Stored items from a collection:
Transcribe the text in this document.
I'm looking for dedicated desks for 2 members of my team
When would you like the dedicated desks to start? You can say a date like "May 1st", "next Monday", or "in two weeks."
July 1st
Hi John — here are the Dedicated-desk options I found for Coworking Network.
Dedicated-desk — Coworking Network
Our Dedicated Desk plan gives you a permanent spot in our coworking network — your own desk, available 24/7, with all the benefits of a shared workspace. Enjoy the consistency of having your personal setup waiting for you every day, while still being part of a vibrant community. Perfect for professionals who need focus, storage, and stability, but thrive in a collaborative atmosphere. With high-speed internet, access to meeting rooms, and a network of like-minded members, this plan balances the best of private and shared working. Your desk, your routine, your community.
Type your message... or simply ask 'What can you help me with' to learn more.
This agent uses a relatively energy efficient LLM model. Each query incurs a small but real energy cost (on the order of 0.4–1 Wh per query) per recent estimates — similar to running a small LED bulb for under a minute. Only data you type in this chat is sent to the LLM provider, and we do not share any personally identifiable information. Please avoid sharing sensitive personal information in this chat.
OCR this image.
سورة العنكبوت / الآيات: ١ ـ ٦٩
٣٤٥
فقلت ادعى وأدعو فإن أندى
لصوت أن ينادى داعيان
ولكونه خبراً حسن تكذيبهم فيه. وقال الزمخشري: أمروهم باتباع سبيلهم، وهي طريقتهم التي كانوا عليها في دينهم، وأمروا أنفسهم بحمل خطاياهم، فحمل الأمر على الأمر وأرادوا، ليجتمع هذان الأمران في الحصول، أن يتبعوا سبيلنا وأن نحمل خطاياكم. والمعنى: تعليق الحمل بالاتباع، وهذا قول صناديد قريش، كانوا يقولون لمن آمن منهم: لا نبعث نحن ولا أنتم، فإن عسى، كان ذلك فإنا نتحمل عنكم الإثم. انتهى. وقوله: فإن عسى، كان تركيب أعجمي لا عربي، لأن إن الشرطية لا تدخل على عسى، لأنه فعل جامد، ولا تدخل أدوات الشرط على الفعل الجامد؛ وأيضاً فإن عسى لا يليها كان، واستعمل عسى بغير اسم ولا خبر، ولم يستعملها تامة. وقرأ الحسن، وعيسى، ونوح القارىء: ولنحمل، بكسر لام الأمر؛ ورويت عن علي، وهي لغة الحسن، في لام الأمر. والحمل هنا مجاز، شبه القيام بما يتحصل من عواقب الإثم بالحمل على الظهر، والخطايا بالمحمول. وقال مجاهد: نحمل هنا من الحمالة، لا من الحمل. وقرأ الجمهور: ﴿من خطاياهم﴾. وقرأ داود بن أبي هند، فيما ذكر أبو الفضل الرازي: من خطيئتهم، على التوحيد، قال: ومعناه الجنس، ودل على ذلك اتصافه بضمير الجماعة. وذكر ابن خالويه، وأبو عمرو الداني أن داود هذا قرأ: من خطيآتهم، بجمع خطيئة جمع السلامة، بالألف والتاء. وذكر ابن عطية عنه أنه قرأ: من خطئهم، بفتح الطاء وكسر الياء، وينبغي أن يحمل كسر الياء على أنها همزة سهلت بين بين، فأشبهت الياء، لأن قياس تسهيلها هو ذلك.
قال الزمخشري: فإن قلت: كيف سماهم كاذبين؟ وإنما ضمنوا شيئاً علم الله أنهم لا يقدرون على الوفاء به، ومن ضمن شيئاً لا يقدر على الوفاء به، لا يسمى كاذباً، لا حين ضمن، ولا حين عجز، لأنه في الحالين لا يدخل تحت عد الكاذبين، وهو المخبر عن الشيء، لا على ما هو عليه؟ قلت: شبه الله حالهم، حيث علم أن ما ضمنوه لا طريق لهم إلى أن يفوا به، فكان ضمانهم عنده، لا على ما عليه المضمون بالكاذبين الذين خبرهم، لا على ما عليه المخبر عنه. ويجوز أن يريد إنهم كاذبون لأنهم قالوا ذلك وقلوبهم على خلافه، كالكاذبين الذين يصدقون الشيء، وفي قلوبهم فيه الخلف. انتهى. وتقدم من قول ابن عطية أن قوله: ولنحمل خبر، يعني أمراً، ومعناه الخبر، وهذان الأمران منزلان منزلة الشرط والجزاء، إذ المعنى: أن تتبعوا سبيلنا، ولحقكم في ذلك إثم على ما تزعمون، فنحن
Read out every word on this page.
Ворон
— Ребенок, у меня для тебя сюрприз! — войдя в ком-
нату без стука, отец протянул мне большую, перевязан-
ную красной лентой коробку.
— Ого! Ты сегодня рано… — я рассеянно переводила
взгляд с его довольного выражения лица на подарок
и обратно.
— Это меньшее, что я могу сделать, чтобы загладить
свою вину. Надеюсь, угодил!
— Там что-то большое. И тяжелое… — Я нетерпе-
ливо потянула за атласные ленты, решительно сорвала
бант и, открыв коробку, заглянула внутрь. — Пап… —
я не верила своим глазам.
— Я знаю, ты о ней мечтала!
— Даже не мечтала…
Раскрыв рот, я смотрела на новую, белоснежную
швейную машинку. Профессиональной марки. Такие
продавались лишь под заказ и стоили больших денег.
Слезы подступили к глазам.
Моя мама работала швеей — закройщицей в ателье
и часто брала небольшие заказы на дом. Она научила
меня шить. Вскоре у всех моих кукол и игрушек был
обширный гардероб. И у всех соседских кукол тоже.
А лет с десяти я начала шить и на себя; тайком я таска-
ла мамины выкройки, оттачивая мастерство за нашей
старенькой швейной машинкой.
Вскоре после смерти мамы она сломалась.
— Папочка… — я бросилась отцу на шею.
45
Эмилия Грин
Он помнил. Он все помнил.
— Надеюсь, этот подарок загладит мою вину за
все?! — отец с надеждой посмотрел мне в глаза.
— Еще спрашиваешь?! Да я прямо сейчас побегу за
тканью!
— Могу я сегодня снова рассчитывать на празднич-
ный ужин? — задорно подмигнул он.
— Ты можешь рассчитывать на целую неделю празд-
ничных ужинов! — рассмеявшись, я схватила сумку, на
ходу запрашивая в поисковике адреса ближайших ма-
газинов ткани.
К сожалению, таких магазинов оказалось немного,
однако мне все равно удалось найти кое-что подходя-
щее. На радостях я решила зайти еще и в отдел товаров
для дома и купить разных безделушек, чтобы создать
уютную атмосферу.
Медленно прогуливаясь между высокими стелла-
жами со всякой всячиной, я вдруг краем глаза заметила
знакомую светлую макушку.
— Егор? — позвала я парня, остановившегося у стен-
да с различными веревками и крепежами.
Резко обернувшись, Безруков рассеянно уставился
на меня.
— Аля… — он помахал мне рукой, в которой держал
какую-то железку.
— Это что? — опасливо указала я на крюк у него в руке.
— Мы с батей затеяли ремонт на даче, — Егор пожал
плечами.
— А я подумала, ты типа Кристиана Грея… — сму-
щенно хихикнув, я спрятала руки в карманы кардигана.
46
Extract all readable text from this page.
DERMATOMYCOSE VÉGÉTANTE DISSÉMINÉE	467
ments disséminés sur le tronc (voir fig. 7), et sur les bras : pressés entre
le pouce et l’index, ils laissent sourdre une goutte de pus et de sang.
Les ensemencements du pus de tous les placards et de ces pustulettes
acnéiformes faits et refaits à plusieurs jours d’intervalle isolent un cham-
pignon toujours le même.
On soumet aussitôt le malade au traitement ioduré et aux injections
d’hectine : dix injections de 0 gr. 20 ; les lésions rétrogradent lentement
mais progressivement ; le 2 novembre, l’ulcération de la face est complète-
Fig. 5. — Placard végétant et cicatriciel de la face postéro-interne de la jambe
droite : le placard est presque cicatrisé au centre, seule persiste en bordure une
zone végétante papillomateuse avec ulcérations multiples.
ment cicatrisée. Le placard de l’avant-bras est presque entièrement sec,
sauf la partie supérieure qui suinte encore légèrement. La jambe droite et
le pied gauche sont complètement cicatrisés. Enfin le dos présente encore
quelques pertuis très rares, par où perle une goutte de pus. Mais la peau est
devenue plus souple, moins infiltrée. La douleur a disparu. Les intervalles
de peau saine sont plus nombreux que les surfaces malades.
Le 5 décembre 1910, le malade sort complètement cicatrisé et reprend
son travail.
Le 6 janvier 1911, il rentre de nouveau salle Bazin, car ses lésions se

### Aim
Using the material above, reproduce exactly the line that contains "Extract all readable text from this page." and all lines after it through the last one, and only those.

### Worked answer
Extract all readable text from this page.
DERMATOMYCOSE VÉGÉTANTE DISSÉMINÉE	467
ments disséminés sur le tronc (voir fig. 7), et sur les bras : pressés entre
le pouce et l’index, ils laissent sourdre une goutte de pus et de sang.
Les ensemencements du pus de tous les placards et de ces pustulettes
acnéiformes faits et refaits à plusieurs jours d’intervalle isolent un cham-
pignon toujours le même.
On soumet aussitôt le malade au traitement ioduré et aux injections
d’hectine : dix injections de 0 gr. 20 ; les lésions rétrogradent lentement
mais progressivement ; le 2 novembre, l’ulcération de la face est complète-
Fig. 5. — Placard végétant et cicatriciel de la face postéro-interne de la jambe
droite : le placard est presque cicatrisé au centre, seule persiste en bordure une
zone végétante papillomateuse avec ulcérations multiples.
ment cicatrisée. Le placard de l’avant-bras est presque entièrement sec,
sauf la partie supérieure qui suinte encore légèrement. La jambe droite et
le pied gauche sont complètement cicatrisés. Enfin le dos présente encore
quelques pertuis très rares, par où perle une goutte de pus. Mais la peau est
devenue plus souple, moins infiltrée. La douleur a disparu. Les intervalles
de peau saine sont plus nombreux que les surfaces malades.
Le 5 décembre 1910, le malade sort complètement cicatrisé et reprend
son travail.
Le 6 janvier 1911, il rentre de nouveau salle Bazin, car ses lésions se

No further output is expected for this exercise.